TASK DETAILS = Here are some records; copy every line that holds the word "name".

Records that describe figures
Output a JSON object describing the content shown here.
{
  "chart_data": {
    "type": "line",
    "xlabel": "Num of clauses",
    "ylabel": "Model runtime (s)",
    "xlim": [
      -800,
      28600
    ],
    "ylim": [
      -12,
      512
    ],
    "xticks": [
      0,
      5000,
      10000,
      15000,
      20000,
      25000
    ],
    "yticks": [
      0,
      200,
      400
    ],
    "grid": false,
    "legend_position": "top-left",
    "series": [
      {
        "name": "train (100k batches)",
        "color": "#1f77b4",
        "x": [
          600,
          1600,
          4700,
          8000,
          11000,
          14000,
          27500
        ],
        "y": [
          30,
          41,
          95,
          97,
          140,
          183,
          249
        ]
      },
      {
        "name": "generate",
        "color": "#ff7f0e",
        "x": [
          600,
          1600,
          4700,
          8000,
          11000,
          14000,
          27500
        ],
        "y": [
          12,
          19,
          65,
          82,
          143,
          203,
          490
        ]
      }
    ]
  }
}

OUTPUT OF THE EXERCISE =
        "name": "train (100k batches)",
        "name": "generate",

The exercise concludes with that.